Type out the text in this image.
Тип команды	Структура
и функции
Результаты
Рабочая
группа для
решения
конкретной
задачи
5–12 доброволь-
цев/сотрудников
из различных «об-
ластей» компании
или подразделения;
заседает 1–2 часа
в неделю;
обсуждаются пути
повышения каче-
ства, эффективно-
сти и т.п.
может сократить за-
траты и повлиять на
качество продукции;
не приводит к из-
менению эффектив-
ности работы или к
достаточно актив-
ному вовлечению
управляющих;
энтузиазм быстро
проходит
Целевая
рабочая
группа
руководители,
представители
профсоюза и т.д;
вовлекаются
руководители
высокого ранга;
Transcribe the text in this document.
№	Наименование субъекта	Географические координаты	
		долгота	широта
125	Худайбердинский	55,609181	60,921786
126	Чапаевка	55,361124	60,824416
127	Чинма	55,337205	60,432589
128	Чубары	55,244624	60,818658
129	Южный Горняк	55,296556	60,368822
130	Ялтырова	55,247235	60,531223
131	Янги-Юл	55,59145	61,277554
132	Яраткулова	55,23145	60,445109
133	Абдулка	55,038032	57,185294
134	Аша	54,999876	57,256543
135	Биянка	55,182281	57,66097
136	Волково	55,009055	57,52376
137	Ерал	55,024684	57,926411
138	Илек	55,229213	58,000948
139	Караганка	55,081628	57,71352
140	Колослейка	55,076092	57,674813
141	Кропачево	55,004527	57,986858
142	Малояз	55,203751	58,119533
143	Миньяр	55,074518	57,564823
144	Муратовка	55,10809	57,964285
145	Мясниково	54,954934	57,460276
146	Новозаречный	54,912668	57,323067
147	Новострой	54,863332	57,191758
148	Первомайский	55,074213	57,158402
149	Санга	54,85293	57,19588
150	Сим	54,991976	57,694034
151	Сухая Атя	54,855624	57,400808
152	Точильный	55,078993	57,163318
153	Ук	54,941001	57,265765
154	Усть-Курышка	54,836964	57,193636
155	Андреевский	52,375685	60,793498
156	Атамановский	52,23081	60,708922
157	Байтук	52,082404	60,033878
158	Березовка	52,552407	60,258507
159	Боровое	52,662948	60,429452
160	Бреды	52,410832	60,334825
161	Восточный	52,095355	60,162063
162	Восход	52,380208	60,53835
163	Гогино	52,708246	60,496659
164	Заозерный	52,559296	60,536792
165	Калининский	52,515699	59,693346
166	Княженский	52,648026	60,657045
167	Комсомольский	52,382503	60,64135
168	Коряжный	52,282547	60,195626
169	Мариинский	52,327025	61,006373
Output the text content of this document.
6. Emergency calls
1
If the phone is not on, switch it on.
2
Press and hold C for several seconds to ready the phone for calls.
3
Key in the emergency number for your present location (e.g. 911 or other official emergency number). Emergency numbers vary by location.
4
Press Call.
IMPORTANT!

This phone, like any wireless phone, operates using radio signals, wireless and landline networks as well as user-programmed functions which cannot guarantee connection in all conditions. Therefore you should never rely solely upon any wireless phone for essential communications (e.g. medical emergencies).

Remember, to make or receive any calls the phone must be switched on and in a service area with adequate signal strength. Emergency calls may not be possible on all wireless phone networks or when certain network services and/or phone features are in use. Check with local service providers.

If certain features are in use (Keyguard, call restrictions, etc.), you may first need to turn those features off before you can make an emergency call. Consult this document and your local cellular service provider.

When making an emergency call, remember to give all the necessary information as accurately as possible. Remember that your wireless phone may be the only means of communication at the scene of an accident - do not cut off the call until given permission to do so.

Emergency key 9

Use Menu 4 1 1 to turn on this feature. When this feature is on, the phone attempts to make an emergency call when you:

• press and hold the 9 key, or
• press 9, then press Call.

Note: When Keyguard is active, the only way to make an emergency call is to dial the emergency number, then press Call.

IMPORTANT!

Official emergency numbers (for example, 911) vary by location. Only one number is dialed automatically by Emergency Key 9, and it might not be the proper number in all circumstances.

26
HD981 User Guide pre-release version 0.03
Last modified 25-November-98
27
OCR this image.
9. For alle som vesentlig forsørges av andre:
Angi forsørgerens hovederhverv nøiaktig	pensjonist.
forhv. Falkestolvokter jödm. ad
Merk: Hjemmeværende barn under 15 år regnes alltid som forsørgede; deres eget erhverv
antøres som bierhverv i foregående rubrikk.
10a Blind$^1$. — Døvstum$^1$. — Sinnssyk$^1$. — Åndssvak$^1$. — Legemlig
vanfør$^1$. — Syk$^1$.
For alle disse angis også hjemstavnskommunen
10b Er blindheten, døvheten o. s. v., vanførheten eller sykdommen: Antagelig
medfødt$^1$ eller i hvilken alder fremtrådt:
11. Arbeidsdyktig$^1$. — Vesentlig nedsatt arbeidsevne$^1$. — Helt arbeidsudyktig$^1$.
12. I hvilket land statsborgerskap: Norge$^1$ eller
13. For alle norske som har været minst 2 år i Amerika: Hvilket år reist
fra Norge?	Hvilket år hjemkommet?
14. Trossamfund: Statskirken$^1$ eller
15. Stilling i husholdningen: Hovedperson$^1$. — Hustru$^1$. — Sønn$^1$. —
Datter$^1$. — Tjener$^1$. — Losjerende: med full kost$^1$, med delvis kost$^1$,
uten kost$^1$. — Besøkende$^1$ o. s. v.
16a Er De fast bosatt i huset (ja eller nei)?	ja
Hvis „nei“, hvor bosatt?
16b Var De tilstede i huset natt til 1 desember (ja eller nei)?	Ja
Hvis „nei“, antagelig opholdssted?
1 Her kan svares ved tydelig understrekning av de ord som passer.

+ + + + +

### Problem requirements:
Please copy out each record, character for character.

### Solved problem:
Type out the text in this image.
Тип команды	Структура
и функции
Результаты
Рабочая
группа для
решения
конкретной
задачи
5–12 доброволь-
цев/сотрудников
из различных «об-
ластей» компании
или подразделения;
заседает 1–2 часа
в неделю;
обсуждаются пути
повышения каче-
ства, эффективно-
сти и т.п.
может сократить за-
траты и повлиять на
качество продукции;
не приводит к из-
менению эффектив-
ности работы или к
достаточно актив-
ному вовлечению
управляющих;
энтузиазм быстро
проходит
Целевая
рабочая
группа
руководители,
представители
профсоюза и т.д;
вовлекаются
руководители
высокого ранга;
Transcribe the text in this document.
№	Наименование субъекта	Географические координаты	
		долгота	широта
125	Худайбердинский	55,609181	60,921786
126	Чапаевка	55,361124	60,824416
127	Чинма	55,337205	60,432589
128	Чубары	55,244624	60,818658
129	Южный Горняк	55,296556	60,368822
130	Ялтырова	55,247235	60,531223
131	Янги-Юл	55,59145	61,277554
132	Яраткулова	55,23145	60,445109
133	Абдулка	55,038032	57,185294
134	Аша	54,999876	57,256543
135	Биянка	55,182281	57,66097
136	Волково	55,009055	57,52376
137	Ерал	55,024684	57,926411
138	Илек	55,229213	58,000948
139	Караганка	55,081628	57,71352
140	Колослейка	55,076092	57,674813
141	Кропачево	55,004527	57,986858
142	Малояз	55,203751	58,119533
143	Миньяр	55,074518	57,564823
144	Муратовка	55,10809	57,964285
145	Мясниково	54,954934	57,460276
146	Новозаречный	54,912668	57,323067
147	Новострой	54,863332	57,191758
148	Первомайский	55,074213	57,158402
149	Санга	54,85293	57,19588
150	Сим	54,991976	57,694034
151	Сухая Атя	54,855624	57,400808
152	Точильный	55,078993	57,163318
153	Ук	54,941001	57,265765
154	Усть-Курышка	54,836964	57,193636
155	Андреевский	52,375685	60,793498
156	Атамановский	52,23081	60,708922
157	Байтук	52,082404	60,033878
158	Березовка	52,552407	60,258507
159	Боровое	52,662948	60,429452
160	Бреды	52,410832	60,334825
161	Восточный	52,095355	60,162063
162	Восход	52,380208	60,53835
163	Гогино	52,708246	60,496659
164	Заозерный	52,559296	60,536792
165	Калининский	52,515699	59,693346
166	Княженский	52,648026	60,657045
167	Комсомольский	52,382503	60,64135
168	Коряжный	52,282547	60,195626
169	Мариинский	52,327025	61,006373
Output the text content of this document.
6. Emergency calls
1
If the phone is not on, switch it on.
2
Press and hold C for several seconds to ready the phone for calls.
3
Key in the emergency number for your present location (e.g. 911 or other official emergency number). Emergency numbers vary by location.
4
Press Call.
IMPORTANT!

This phone, like any wireless phone, operates using radio signals, wireless and landline networks as well as user-programmed functions which cannot guarantee connection in all conditions. Therefore you should never rely solely upon any wireless phone for essential communications (e.g. medical emergencies).

Remember, to make or receive any calls the phone must be switched on and in a service area with adequate signal strength. Emergency calls may not be possible on all wireless phone networks or when certain network services and/or phone features are in use. Check with local service providers.

If certain features are in use (Keyguard, call restrictions, etc.), you may first need to turn those features off before you can make an emergency call. Consult this document and your local cellular service provider.

When making an emergency call, remember to give all the necessary information as accurately as possible. Remember that your wireless phone may be the only means of communication at the scene of an accident - do not cut off the call until given permission to do so.

Emergency key 9

Use Menu 4 1 1 to turn on this feature. When this feature is on, the phone attempts to make an emergency call when you:

• press and hold the 9 key, or
• press 9, then press Call.

Note: When Keyguard is active, the only way to make an emergency call is to dial the emergency number, then press Call.

IMPORTANT!

Official emergency numbers (for example, 911) vary by location. Only one number is dialed automatically by Emergency Key 9, and it might not be the proper number in all circumstances.

26
HD981 User Guide pre-release version 0.03
Last modified 25-November-98
27
OCR this image.
9. For alle som vesentlig forsørges av andre:
Angi forsørgerens hovederhverv nøiaktig	pensjonist.
forhv. Falkestolvokter jödm. ad
Merk: Hjemmeværende barn under 15 år regnes alltid som forsørgede; deres eget erhverv
antøres som bierhverv i foregående rubrikk.
10a Blind$^1$. — Døvstum$^1$. — Sinnssyk$^1$. — Åndssvak$^1$. — Legemlig
vanfør$^1$. — Syk$^1$.
For alle disse angis også hjemstavnskommunen
10b Er blindheten, døvheten o. s. v., vanførheten eller sykdommen: Antagelig
medfødt$^1$ eller i hvilken alder fremtrådt:
11. Arbeidsdyktig$^1$. — Vesentlig nedsatt arbeidsevne$^1$. — Helt arbeidsudyktig$^1$.
12. I hvilket land statsborgerskap: Norge$^1$ eller
13. For alle norske som har været minst 2 år i Amerika: Hvilket år reist
fra Norge?	Hvilket år hjemkommet?
14. Trossamfund: Statskirken$^1$ eller
15. Stilling i husholdningen: Hovedperson$^1$. — Hustru$^1$. — Sønn$^1$. —
Datter$^1$. — Tjener$^1$. — Losjerende: med full kost$^1$, med delvis kost$^1$,
uten kost$^1$. — Besøkende$^1$ o. s. v.
16a Er De fast bosatt i huset (ja eller nei)?	ja
Hvis „nei“, hvor bosatt?
16b Var De tilstede i huset natt til 1 desember (ja eller nei)?	Ja
Hvis „nei“, antagelig opholdssted?
1 Her kan svares ved tydelig understrekning av de ord som passer.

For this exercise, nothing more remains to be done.